(Entries with figure data)

+++

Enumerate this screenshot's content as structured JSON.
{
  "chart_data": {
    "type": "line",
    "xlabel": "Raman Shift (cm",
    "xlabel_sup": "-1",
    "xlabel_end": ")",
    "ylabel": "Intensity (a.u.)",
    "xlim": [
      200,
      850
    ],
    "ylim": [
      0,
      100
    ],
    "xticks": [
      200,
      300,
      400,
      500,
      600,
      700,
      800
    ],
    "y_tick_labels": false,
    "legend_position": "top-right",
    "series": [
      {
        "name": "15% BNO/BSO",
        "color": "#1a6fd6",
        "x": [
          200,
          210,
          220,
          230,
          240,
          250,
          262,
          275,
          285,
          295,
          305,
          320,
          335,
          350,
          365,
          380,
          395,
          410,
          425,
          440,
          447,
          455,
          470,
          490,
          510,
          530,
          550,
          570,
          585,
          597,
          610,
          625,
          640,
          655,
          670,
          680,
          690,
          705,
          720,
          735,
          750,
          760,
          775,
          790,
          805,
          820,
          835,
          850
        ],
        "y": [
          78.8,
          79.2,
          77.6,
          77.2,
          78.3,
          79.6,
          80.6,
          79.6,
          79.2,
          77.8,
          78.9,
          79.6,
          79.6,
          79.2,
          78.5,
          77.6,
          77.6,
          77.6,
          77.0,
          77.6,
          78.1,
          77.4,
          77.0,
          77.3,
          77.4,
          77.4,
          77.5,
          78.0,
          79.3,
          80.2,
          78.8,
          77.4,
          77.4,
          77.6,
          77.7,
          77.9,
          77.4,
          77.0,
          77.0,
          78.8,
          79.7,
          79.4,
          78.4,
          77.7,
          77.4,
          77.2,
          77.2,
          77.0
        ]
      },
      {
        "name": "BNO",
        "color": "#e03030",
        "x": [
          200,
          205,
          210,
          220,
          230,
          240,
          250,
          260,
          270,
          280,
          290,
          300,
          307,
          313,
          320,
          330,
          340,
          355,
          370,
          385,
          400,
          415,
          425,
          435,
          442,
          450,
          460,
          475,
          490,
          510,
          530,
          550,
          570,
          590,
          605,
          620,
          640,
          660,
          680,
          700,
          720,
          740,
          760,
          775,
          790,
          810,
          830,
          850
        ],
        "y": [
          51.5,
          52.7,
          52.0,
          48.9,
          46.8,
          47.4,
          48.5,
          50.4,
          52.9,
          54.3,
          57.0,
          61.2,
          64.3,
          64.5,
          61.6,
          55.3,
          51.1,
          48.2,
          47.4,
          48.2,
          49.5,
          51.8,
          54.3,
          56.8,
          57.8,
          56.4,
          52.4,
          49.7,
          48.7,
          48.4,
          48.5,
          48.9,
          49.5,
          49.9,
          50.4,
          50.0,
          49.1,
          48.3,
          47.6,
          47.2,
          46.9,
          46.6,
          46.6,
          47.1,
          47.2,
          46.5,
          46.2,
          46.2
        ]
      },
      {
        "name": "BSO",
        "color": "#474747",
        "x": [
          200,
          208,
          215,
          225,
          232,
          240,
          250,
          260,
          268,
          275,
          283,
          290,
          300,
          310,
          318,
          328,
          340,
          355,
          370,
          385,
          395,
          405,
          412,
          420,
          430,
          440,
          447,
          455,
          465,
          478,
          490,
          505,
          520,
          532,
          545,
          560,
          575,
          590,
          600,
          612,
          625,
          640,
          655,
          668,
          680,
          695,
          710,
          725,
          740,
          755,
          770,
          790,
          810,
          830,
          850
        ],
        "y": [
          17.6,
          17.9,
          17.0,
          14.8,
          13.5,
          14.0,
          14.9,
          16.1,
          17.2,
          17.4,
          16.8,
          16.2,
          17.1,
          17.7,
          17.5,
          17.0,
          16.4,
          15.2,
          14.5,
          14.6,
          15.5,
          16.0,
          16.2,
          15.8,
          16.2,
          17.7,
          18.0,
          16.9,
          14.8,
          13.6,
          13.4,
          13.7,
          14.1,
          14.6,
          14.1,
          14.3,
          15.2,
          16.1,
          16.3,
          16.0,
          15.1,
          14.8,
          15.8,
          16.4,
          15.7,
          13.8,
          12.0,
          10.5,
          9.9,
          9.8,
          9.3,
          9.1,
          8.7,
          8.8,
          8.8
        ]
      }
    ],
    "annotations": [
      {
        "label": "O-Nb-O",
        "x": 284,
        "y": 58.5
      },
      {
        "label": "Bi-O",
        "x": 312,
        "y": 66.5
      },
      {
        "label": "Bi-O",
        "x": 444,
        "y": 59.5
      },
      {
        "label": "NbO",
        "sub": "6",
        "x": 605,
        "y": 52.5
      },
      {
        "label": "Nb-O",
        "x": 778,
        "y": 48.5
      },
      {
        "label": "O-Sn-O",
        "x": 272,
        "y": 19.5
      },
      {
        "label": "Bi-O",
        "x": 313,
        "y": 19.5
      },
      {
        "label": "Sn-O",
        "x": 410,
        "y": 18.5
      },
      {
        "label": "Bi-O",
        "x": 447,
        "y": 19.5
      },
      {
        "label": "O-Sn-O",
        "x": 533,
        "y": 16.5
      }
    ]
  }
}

+++

#### [PROBLEM]
Take the records above and return them exactly as written.

#### [OUTPUT OF THE EXERCISE]
Enumerate this screenshot's content as structured JSON.
{
  "chart_data": {
    "type": "line",
    "xlabel": "Raman Shift (cm",
    "xlabel_sup": "-1",
    "xlabel_end": ")",
    "ylabel": "Intensity (a.u.)",
    "xlim": [
      200,
      850
    ],
    "ylim": [
      0,
      100
    ],
    "xticks": [
      200,
      300,
      400,
      500,
      600,
      700,
      800
    ],
    "y_tick_labels": false,
    "legend_position": "top-right",
    "series": [
      {
        "name": "15% BNO/BSO",
        "color": "#1a6fd6",
        "x": [
          200,
          210,
          220,
          230,
          240,
          250,
          262,
          275,
          285,
          295,
          305,
          320,
          335,
          350,
          365,
          380,
          395,
          410,
          425,
          440,
          447,
          455,
          470,
          490,
          510,
          530,
          550,
          570,
          585,
          597,
          610,
          625,
          640,
          655,
          670,
          680,
          690,
          705,
          720,
          735,
          750,
          760,
          775,
          790,
          805,
          820,
          835,
          850
        ],
        "y": [
          78.8,
          79.2,
          77.6,
          77.2,
          78.3,
          79.6,
          80.6,
          79.6,
          79.2,
          77.8,
          78.9,
          79.6,
          79.6,
          79.2,
          78.5,
          77.6,
          77.6,
          77.6,
          77.0,
          77.6,
          78.1,
          77.4,
          77.0,
          77.3,
          77.4,
          77.4,
          77.5,
          78.0,
          79.3,
          80.2,
          78.8,
          77.4,
          77.4,
          77.6,
          77.7,
          77.9,
          77.4,
          77.0,
          77.0,
          78.8,
          79.7,
          79.4,
          78.4,
          77.7,
          77.4,
          77.2,
          77.2,
          77.0
        ]
      },
      {
        "name": "BNO",
        "color": "#e03030",
        "x": [
          200,
          205,
          210,
          220,
          230,
          240,
          250,
          260,
          270,
          280,
          290,
          300,
          307,
          313,
          320,
          330,
          340,
          355,
          370,
          385,
          400,
          415,
          425,
          435,
          442,
          450,
          460,
          475,
          490,
          510,
          530,
          550,
          570,
          590,
          605,
          620,
          640,
          660,
          680,
          700,
          720,
          740,
          760,
          775,
          790,
          810,
          830,
          850
        ],
        "y": [
          51.5,
          52.7,
          52.0,
          48.9,
          46.8,
          47.4,
          48.5,
          50.4,
          52.9,
          54.3,
          57.0,
          61.2,
          64.3,
          64.5,
          61.6,
          55.3,
          51.1,
          48.2,
          47.4,
          48.2,
          49.5,
          51.8,
          54.3,
          56.8,
          57.8,
          56.4,
          52.4,
          49.7,
          48.7,
          48.4,
          48.5,
          48.9,
          49.5,
          49.9,
          50.4,
          50.0,
          49.1,
          48.3,
          47.6,
          47.2,
          46.9,
          46.6,
          46.6,
          47.1,
          47.2,
          46.5,
          46.2,
          46.2
        ]
      },
      {
        "name": "BSO",
        "color": "#474747",
        "x": [
          200,
          208,
          215,
          225,
          232,
          240,
          250,
          260,
          268,
          275,
          283,
          290,
          300,
          310,
          318,
          328,
          340,
          355,
          370,
          385,
          395,
          405,
          412,
          420,
          430,
          440,
          447,
          455,
          465,
          478,
          490,
          505,
          520,
          532,
          545,
          560,
          575,
          590,
          600,
          612,
          625,
          640,
          655,
          668,
          680,
          695,
          710,
          725,
          740,
          755,
          770,
          790,
          810,
          830,
          850
        ],
        "y": [
          17.6,
          17.9,
          17.0,
          14.8,
          13.5,
          14.0,
          14.9,
          16.1,
          17.2,
          17.4,
          16.8,
          16.2,
          17.1,
          17.7,
          17.5,
          17.0,
          16.4,
          15.2,
          14.5,
          14.6,
          15.5,
          16.0,
          16.2,
          15.8,
          16.2,
          17.7,
          18.0,
          16.9,
          14.8,
          13.6,
          13.4,
          13.7,
          14.1,
          14.6,
          14.1,
          14.3,
          15.2,
          16.1,
          16.3,
          16.0,
          15.1,
          14.8,
          15.8,
          16.4,
          15.7,
          13.8,
          12.0,
          10.5,
          9.9,
          9.8,
          9.3,
          9.1,
          8.7,
          8.8,
          8.8
        ]
      }
    ],
    "annotations": [
      {
        "label": "O-Nb-O",
        "x": 284,
        "y": 58.5
      },
      {
        "label": "Bi-O",
        "x": 312,
        "y": 66.5
      },
      {
        "label": "Bi-O",
        "x": 444,
        "y": 59.5
      },
      {
        "label": "NbO",
        "sub": "6",
        "x": 605,
        "y": 52.5
      },
      {
        "label": "Nb-O",
        "x": 778,
        "y": 48.5
      },
      {
        "label": "O-Sn-O",
        "x": 272,
        "y": 19.5
      },
      {
        "label": "Bi-O",
        "x": 313,
        "y": 19.5
      },
      {
        "label": "Sn-O",
        "x": 410,
        "y": 18.5
      },
      {
        "label": "Bi-O",
        "x": 447,
        "y": 19.5
      },
      {
        "label": "O-Sn-O",
        "x": 533,
        "y": 16.5
      }
    ]
  }
}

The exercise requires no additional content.